WHAT THIS TASK INVOLVES: In the listing that follows, count every line with the word "医学营养" in it and write only the total.

RECORDS FOR THE EXERCISE:
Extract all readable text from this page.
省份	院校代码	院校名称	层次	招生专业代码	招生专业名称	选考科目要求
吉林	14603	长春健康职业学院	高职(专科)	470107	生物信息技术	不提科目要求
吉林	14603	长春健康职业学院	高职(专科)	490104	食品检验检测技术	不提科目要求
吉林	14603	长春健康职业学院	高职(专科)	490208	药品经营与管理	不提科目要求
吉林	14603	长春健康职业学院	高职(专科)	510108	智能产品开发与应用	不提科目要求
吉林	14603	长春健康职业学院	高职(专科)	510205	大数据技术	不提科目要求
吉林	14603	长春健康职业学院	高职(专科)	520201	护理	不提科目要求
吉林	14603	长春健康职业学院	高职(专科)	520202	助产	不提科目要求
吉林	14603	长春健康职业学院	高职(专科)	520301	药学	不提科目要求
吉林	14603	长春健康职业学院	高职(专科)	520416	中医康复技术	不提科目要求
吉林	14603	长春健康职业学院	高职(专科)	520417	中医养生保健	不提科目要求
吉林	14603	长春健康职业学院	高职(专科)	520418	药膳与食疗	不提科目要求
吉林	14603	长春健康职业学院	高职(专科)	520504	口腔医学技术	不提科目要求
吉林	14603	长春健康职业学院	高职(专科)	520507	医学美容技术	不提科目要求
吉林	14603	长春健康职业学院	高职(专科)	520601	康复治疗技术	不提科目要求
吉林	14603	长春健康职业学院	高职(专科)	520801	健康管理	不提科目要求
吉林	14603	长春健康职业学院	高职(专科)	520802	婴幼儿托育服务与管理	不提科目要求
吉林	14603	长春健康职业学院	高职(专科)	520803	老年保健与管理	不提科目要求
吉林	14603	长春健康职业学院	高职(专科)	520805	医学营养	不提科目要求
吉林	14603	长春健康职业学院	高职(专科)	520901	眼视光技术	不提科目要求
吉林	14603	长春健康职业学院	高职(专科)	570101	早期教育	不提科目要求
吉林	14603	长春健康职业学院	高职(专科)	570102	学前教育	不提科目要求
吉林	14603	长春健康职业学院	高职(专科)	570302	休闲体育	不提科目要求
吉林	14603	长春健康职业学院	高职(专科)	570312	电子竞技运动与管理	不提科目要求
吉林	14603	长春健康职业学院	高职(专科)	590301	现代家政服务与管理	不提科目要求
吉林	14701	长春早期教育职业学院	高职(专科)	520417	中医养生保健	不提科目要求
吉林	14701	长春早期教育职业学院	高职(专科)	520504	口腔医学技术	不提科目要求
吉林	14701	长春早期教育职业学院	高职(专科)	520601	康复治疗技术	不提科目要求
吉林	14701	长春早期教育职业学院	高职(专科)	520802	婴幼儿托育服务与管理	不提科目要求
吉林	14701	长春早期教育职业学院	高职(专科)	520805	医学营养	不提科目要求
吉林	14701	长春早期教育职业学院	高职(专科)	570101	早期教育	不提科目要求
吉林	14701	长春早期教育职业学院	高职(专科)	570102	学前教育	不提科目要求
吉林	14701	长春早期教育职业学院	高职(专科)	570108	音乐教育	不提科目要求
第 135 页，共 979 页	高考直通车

---

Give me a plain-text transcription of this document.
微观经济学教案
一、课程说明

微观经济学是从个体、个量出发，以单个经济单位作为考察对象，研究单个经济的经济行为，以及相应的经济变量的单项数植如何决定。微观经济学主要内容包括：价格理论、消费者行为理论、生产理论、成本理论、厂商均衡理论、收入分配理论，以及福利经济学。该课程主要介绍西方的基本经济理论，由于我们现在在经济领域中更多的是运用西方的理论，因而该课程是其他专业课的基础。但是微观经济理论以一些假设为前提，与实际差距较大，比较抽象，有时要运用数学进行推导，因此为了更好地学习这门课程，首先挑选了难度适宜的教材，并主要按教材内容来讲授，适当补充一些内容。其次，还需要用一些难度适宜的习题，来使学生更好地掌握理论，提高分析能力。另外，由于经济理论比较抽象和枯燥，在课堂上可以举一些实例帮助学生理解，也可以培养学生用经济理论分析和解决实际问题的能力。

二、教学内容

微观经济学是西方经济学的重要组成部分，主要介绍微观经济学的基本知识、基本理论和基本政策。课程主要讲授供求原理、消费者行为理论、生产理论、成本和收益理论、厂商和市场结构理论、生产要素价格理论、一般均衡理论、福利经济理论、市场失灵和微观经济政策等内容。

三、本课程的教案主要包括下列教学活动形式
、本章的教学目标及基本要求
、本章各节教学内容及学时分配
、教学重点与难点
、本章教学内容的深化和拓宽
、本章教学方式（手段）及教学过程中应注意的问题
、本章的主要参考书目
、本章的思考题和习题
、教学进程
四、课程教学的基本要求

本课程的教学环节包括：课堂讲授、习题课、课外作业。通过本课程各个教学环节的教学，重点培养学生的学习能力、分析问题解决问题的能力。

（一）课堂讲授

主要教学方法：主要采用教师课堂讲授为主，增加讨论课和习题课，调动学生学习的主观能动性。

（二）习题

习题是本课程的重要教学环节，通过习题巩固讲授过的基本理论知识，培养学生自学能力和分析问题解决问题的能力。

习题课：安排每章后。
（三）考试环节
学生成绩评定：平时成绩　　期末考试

SOLVED PROBLEM: 2